### READING TEXT
** begin **

Skip to contents

Introduction

Survey data often encounters the challenge of dropout – instances where participants fail to complete sections of the survey due to interruptions or omissions. Handling dropouts effectively is crucial for accurate data analysis and interpretation. The dropout package provides a solution by offering insights into participant behavior during the survey process.

Understanding the Dropout Package

The dropout package empowers you with the capability to extract valuable insights from your dataset, such as:

  • Identifying the specific survey points where participants tend to stop completing the survey.
  • Detecting sections that are frequently skipped by respondents.
  • Quantifying the extent and locations of dropouts within the survey.
  • Estimating the proportion of missing values attributed to dropouts in each column.
  • Profiling respondents who discontinued the survey and pinpointing their dropout points.
  • And much more…

By leveraging these insights, you can:

  • Enhance data cleaning procedures by distinguishing dropouts and tailoring your approach accordingly.
  • Adjust your analytical strategies to accommodate dropout-related biases in the dataset.
  • Analyze omitted sections in conjunction with the collected data, yielding a comprehensive understanding.

In this vignette, we will provide an in-depth overview of the dropout package’s features and their practical utilization. We will use a sample dataset named “flying” to illustrate these concepts. This is a modified version of the Flying Etiquette Survey data behind the story: 41 percent of flyers say it’s rude to recline your seat on an airplane. You can load this preinstalled dataset into your environment using the command data(flying).

** end **

### LISTED RECORDS
** begin **

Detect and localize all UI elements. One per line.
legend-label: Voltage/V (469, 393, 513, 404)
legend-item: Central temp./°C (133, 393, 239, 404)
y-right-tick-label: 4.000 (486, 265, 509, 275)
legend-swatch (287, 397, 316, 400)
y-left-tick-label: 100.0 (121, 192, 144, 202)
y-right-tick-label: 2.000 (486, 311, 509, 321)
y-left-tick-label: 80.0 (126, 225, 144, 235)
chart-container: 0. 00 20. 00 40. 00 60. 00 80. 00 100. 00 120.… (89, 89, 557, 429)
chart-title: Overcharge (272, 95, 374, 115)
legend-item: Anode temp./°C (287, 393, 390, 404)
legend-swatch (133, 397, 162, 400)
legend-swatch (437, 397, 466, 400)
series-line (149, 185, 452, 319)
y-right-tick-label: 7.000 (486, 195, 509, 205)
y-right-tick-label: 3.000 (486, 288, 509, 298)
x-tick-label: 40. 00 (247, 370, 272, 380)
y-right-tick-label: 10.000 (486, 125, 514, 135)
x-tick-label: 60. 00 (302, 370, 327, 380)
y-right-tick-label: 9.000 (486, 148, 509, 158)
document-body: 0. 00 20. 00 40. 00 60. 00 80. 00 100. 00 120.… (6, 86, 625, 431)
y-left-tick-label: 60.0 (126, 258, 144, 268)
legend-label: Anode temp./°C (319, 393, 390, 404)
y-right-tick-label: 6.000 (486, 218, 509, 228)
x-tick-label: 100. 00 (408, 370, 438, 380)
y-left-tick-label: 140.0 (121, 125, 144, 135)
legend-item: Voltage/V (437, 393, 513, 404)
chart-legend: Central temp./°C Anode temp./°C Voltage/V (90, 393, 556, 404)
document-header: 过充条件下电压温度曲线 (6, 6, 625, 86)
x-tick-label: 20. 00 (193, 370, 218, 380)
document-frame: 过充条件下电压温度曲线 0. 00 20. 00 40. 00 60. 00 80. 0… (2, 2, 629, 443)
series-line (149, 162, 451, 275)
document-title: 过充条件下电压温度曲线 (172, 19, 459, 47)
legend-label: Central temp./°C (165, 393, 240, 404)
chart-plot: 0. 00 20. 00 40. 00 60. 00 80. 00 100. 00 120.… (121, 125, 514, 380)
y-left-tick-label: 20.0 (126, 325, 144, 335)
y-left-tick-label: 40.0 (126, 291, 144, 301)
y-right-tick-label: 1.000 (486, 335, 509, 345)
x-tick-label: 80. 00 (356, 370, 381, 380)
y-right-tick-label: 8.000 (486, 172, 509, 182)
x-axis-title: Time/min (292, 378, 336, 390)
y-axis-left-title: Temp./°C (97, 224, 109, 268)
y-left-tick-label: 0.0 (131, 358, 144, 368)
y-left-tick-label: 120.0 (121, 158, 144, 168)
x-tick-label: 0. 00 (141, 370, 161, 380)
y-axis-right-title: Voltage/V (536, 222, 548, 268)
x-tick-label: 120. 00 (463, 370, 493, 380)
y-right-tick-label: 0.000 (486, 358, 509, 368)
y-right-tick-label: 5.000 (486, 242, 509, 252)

** end **

### REQUIREMENT
Return the passage of the dropout package text that begins at the words "Skip to contents" and stops after "completing the survey.", with no changes to its wording.

### FINISHED TASK
Skip to contents

Introduction

Survey data often encounters the challenge of dropout – instances where participants fail to complete sections of the survey due to interruptions or omissions. Handling dropouts effectively is crucial for accurate data analysis and interpretation. The dropout package provides a solution by offering insights into participant behavior during the survey process.

Understanding the Dropout Package

The dropout package empowers you with the capability to extract valuable insights from your dataset, such as:

  • Identifying the specific survey points where participants tend to stop completing the survey.